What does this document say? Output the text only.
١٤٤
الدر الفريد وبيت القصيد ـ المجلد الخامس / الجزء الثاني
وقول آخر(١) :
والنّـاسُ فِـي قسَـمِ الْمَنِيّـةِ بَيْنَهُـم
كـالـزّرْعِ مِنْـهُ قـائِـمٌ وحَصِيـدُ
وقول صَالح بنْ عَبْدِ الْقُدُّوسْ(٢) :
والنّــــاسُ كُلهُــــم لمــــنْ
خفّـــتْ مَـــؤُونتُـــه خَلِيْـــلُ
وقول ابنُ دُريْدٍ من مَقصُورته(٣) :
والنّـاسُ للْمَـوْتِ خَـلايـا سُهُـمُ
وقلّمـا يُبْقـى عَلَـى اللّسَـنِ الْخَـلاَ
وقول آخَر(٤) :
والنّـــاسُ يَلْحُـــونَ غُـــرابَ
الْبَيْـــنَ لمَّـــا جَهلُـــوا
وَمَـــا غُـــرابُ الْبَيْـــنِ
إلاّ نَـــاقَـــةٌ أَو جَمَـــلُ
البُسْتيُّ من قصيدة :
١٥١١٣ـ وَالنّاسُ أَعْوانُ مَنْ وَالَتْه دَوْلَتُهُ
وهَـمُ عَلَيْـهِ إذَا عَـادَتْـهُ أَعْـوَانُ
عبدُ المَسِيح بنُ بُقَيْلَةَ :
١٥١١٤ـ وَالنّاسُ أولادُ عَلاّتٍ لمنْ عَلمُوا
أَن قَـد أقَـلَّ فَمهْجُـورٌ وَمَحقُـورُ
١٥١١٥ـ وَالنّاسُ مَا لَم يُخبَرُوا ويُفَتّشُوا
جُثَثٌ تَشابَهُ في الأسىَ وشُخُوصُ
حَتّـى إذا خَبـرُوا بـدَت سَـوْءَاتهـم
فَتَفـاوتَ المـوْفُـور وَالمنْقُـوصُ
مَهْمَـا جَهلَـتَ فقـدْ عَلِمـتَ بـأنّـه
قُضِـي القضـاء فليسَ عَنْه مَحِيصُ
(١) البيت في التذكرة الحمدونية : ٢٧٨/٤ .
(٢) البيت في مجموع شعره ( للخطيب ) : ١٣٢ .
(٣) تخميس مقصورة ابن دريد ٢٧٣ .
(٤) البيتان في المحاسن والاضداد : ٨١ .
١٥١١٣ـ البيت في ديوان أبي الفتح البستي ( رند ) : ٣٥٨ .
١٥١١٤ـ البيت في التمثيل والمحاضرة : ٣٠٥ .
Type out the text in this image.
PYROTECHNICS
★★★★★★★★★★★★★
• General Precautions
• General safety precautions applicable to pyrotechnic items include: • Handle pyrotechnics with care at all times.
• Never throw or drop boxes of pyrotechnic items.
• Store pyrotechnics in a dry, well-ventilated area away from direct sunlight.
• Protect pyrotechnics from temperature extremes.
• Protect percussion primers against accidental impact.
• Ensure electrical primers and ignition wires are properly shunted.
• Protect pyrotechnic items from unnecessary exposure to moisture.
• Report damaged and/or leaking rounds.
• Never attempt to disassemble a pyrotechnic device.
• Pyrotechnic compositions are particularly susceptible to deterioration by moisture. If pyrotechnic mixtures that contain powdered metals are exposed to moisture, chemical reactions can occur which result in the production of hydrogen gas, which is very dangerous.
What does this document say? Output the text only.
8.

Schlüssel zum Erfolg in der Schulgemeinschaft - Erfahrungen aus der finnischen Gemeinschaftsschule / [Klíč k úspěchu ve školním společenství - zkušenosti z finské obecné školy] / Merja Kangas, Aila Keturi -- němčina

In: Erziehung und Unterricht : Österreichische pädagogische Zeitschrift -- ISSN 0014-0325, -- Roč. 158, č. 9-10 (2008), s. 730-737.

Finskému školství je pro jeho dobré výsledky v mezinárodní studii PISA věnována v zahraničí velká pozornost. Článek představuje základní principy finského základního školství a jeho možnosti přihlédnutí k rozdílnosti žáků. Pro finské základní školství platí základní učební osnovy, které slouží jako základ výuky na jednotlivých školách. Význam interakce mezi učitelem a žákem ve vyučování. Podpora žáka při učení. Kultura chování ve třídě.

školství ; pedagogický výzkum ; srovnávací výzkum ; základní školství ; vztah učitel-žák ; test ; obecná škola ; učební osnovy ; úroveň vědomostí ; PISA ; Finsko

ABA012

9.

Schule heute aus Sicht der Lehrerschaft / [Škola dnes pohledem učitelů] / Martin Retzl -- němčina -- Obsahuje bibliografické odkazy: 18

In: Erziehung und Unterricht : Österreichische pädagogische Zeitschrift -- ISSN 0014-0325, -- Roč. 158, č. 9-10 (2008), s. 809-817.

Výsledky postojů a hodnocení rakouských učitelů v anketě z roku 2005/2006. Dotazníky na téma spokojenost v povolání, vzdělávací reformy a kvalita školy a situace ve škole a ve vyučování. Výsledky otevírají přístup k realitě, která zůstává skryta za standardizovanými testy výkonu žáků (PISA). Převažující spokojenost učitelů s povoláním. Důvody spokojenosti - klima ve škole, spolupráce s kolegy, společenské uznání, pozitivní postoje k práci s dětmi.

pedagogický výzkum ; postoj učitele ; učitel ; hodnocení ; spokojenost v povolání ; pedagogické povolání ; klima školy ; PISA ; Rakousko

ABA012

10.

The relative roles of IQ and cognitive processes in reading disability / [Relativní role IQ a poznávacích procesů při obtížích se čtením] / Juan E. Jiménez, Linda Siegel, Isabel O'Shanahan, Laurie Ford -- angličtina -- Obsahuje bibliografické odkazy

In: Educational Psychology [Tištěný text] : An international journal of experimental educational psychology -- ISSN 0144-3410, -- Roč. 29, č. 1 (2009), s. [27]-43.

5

----

STATED GOAL: All lines holding the word "Österreichische" should be picked out and copied.

COMPLETED EXERCISE:
In: Erziehung und Unterricht : Österreichische pädagogische Zeitschrift -- ISSN 0014-0325, -- Roč. 158, č. 9-10 (2008), s. 730-737.
In: Erziehung und Unterricht : Österreichische pädagogische Zeitschrift -- ISSN 0014-0325, -- Roč. 158, č. 9-10 (2008), s. 809-817.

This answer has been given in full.